§ **Input rows**:

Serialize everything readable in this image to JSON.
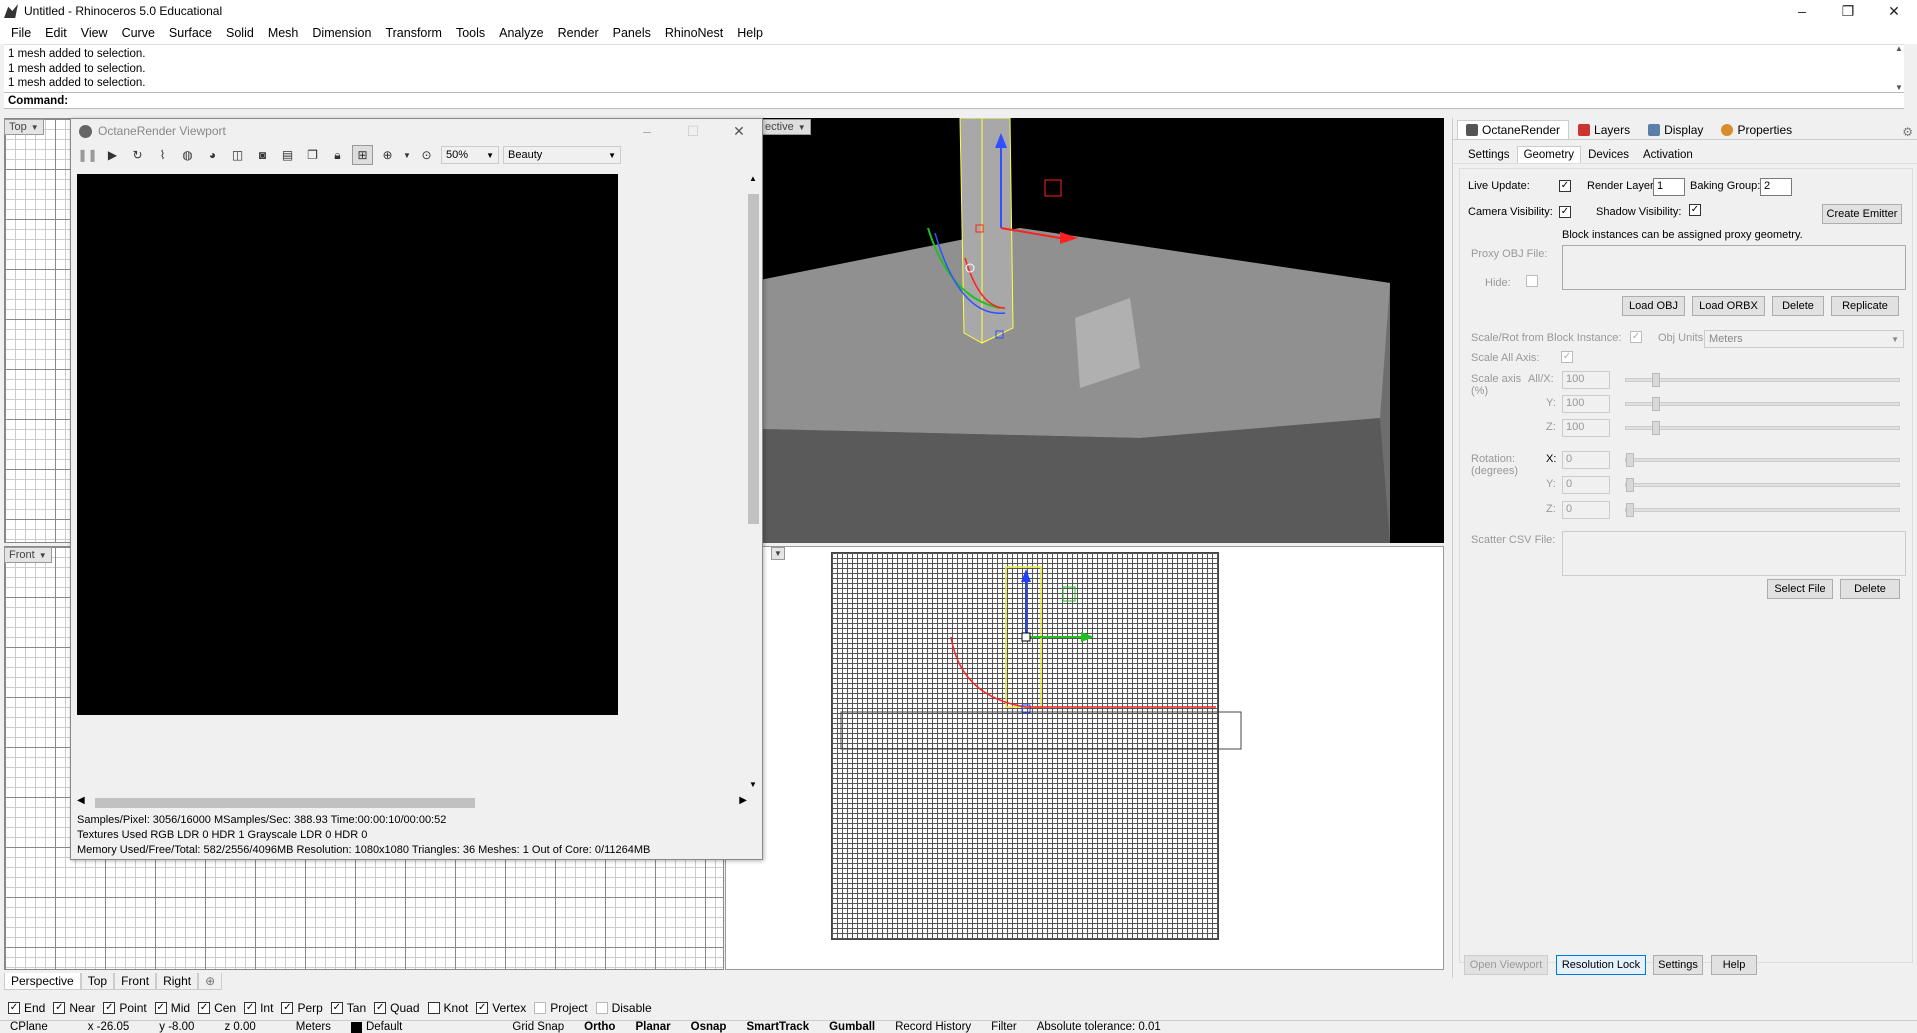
{
  "window": {
    "title": "Untitled - Rhinoceros 5.0 Educational",
    "minimize": "–",
    "maximize": "❐",
    "close": "✕"
  },
  "menu": [
    "File",
    "Edit",
    "View",
    "Curve",
    "Surface",
    "Solid",
    "Mesh",
    "Dimension",
    "Transform",
    "Tools",
    "Analyze",
    "Render",
    "Panels",
    "RhinoNest",
    "Help"
  ],
  "history": [
    "1 mesh added to selection.",
    "1 mesh added to selection.",
    "1 mesh added to selection."
  ],
  "command": {
    "label": "Command:",
    "value": ""
  },
  "viewports": {
    "top": "Top",
    "front": "Front",
    "perspective": "ective"
  },
  "octane": {
    "title": "OctaneRender Viewport",
    "zoom": "50%",
    "mode": "Beauty",
    "status": [
      "Samples/Pixel: 3056/16000  MSamples/Sec: 388.93  Time:00:00:10/00:00:52",
      "Textures Used RGB LDR 0   HDR 1  Grayscale LDR 0   HDR 0",
      "Memory Used/Free/Total: 582/2556/4096MB  Resolution: 1080x1080  Triangles: 36  Meshes: 1 Out of Core: 0/11264MB"
    ]
  },
  "panel": {
    "tabs": [
      {
        "label": "OctaneRender",
        "color": "#555555"
      },
      {
        "label": "Layers",
        "color": "#cc3333"
      },
      {
        "label": "Display",
        "color": "#5a7fa8"
      },
      {
        "label": "Properties",
        "color": "#d98c2b"
      }
    ],
    "subtabs": [
      "Settings",
      "Geometry",
      "Devices",
      "Activation"
    ],
    "live_update": "Live Update:",
    "render_layer": "Render Layer:",
    "render_layer_value": "1",
    "baking_group": "Baking Group:",
    "baking_group_value": "2",
    "camera_visibility": "Camera Visibility:",
    "shadow_visibility": "Shadow Visibility:",
    "create_emitter": "Create Emitter",
    "block_note": "Block instances can be assigned proxy geometry.",
    "proxy_obj": "Proxy OBJ File:",
    "hide": "Hide:",
    "load_obj": "Load OBJ",
    "load_orbx": "Load ORBX",
    "delete": "Delete",
    "replicate": "Replicate",
    "scale_rot": "Scale/Rot from Block Instance:",
    "obj_units": "Obj Units:",
    "obj_units_value": "Meters",
    "scale_all_axis": "Scale All Axis:",
    "scale_axis": "Scale axis",
    "scale_pct": "(%)",
    "all_x": "All/X:",
    "y": "Y:",
    "z": "Z:",
    "x": "X:",
    "scale_values": [
      "100",
      "100",
      "100"
    ],
    "rotation": "Rotation:",
    "degrees": "(degrees)",
    "rotation_values": [
      "0",
      "0",
      "0"
    ],
    "scatter_csv": "Scatter CSV File:",
    "select_file": "Select File",
    "delete2": "Delete",
    "open_viewport": "Open Viewport",
    "resolution_lock": "Resolution Lock",
    "settings": "Settings",
    "help": "Help"
  },
  "viewport_tabs": [
    "Perspective",
    "Top",
    "Front",
    "Right"
  ],
  "osnaps": [
    {
      "label": "End",
      "checked": true
    },
    {
      "label": "Near",
      "checked": true
    },
    {
      "label": "Point",
      "checked": true
    },
    {
      "label": "Mid",
      "checked": true
    },
    {
      "label": "Cen",
      "checked": true
    },
    {
      "label": "Int",
      "checked": true
    },
    {
      "label": "Perp",
      "checked": true
    },
    {
      "label": "Tan",
      "checked": true
    },
    {
      "label": "Quad",
      "checked": true
    },
    {
      "label": "Knot",
      "checked": false
    },
    {
      "label": "Vertex",
      "checked": true
    },
    {
      "label": "Project",
      "checked": false
    },
    {
      "label": "Disable",
      "checked": false
    }
  ],
  "statusbar": {
    "cplane": "CPlane",
    "x": "x -26.05",
    "y": "y -8.00",
    "z": "z 0.00",
    "units": "Meters",
    "layer": "Default",
    "grid_snap": "Grid Snap",
    "ortho": "Ortho",
    "planar": "Planar",
    "osnap": "Osnap",
    "smarttrack": "SmartTrack",
    "gumball": "Gumball",
    "record_history": "Record History",
    "filter": "Filter",
    "tolerance": "Absolute tolerance: 0.01"
  },
  "colors": {
    "accent": "#0078d7",
    "gumball_x": "#ff2020",
    "gumball_y": "#20c020",
    "gumball_z": "#2040ff",
    "selection": "#e8e840"
  }
}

§ **Task requirements**:
Reproduce the material word for word, minus the images.

§ **Task output**:
Serialize everything readable in this image to JSON.
{
  "window": {
    "title": "Untitled - Rhinoceros 5.0 Educational",
    "minimize": "–",
    "maximize": "❐",
    "close": "✕"
  },
  "menu": [
    "File",
    "Edit",
    "View",
    "Curve",
    "Surface",
    "Solid",
    "Mesh",
    "Dimension",
    "Transform",
    "Tools",
    "Analyze",
    "Render",
    "Panels",
    "RhinoNest",
    "Help"
  ],
  "history": [
    "1 mesh added to selection.",
    "1 mesh added to selection.",
    "1 mesh added to selection."
  ],
  "command": {
    "label": "Command:",
    "value": ""
  },
  "viewports": {
    "top": "Top",
    "front": "Front",
    "perspective": "ective"
  },
  "octane": {
    "title": "OctaneRender Viewport",
    "zoom": "50%",
    "mode": "Beauty",
    "status": [
      "Samples/Pixel: 3056/16000  MSamples/Sec: 388.93  Time:00:00:10/00:00:52",
      "Textures Used RGB LDR 0   HDR 1  Grayscale LDR 0   HDR 0",
      "Memory Used/Free/Total: 582/2556/4096MB  Resolution: 1080x1080  Triangles: 36  Meshes: 1 Out of Core: 0/11264MB"
    ]
  },
  "panel": {
    "tabs": [
      {
        "label": "OctaneRender",
        "color": "#555555"
      },
      {
        "label": "Layers",
        "color": "#cc3333"
      },
      {
        "label": "Display",
        "color": "#5a7fa8"
      },
      {
        "label": "Properties",
        "color": "#d98c2b"
      }
    ],
    "subtabs": [
      "Settings",
      "Geometry",
      "Devices",
      "Activation"
    ],
    "live_update": "Live Update:",
    "render_layer": "Render Layer:",
    "render_layer_value": "1",
    "baking_group": "Baking Group:",
    "baking_group_value": "2",
    "camera_visibility": "Camera Visibility:",
    "shadow_visibility": "Shadow Visibility:",
    "create_emitter": "Create Emitter",
    "block_note": "Block instances can be assigned proxy geometry.",
    "proxy_obj": "Proxy OBJ File:",
    "hide": "Hide:",
    "load_obj": "Load OBJ",
    "load_orbx": "Load ORBX",
    "delete": "Delete",
    "replicate": "Replicate",
    "scale_rot": "Scale/Rot from Block Instance:",
    "obj_units": "Obj Units:",
    "obj_units_value": "Meters",
    "scale_all_axis": "Scale All Axis:",
    "scale_axis": "Scale axis",
    "scale_pct": "(%)",
    "all_x": "All/X:",
    "y": "Y:",
    "z": "Z:",
    "x": "X:",
    "scale_values": [
      "100",
      "100",
      "100"
    ],
    "rotation": "Rotation:",
    "degrees": "(degrees)",
    "rotation_values": [
      "0",
      "0",
      "0"
    ],
    "scatter_csv": "Scatter CSV File:",
    "select_file": "Select File",
    "delete2": "Delete",
    "open_viewport": "Open Viewport",
    "resolution_lock": "Resolution Lock",
    "settings": "Settings",
    "help": "Help"
  },
  "viewport_tabs": [
    "Perspective",
    "Top",
    "Front",
    "Right"
  ],
  "osnaps": [
    {
      "label": "End",
      "checked": true
    },
    {
      "label": "Near",
      "checked": true
    },
    {
      "label": "Point",
      "checked": true
    },
    {
      "label": "Mid",
      "checked": true
    },
    {
      "label": "Cen",
      "checked": true
    },
    {
      "label": "Int",
      "checked": true
    },
    {
      "label": "Perp",
      "checked": true
    },
    {
      "label": "Tan",
      "checked": true
    },
    {
      "label": "Quad",
      "checked": true
    },
    {
      "label": "Knot",
      "checked": false
    },
    {
      "label": "Vertex",
      "checked": true
    },
    {
      "label": "Project",
      "checked": false
    },
    {
      "label": "Disable",
      "checked": false
    }
  ],
  "statusbar": {
    "cplane": "CPlane",
    "x": "x -26.05",
    "y": "y -8.00",
    "z": "z 0.00",
    "units": "Meters",
    "layer": "Default",
    "grid_snap": "Grid Snap",
    "ortho": "Ortho",
    "planar": "Planar",
    "osnap": "Osnap",
    "smarttrack": "SmartTrack",
    "gumball": "Gumball",
    "record_history": "Record History",
    "filter": "Filter",
    "tolerance": "Absolute tolerance: 0.01"
  },
  "colors": {
    "accent": "#0078d7",
    "gumball_x": "#ff2020",
    "gumball_y": "#20c020",
    "gumball_z": "#2040ff",
    "selection": "#e8e840"
  }
}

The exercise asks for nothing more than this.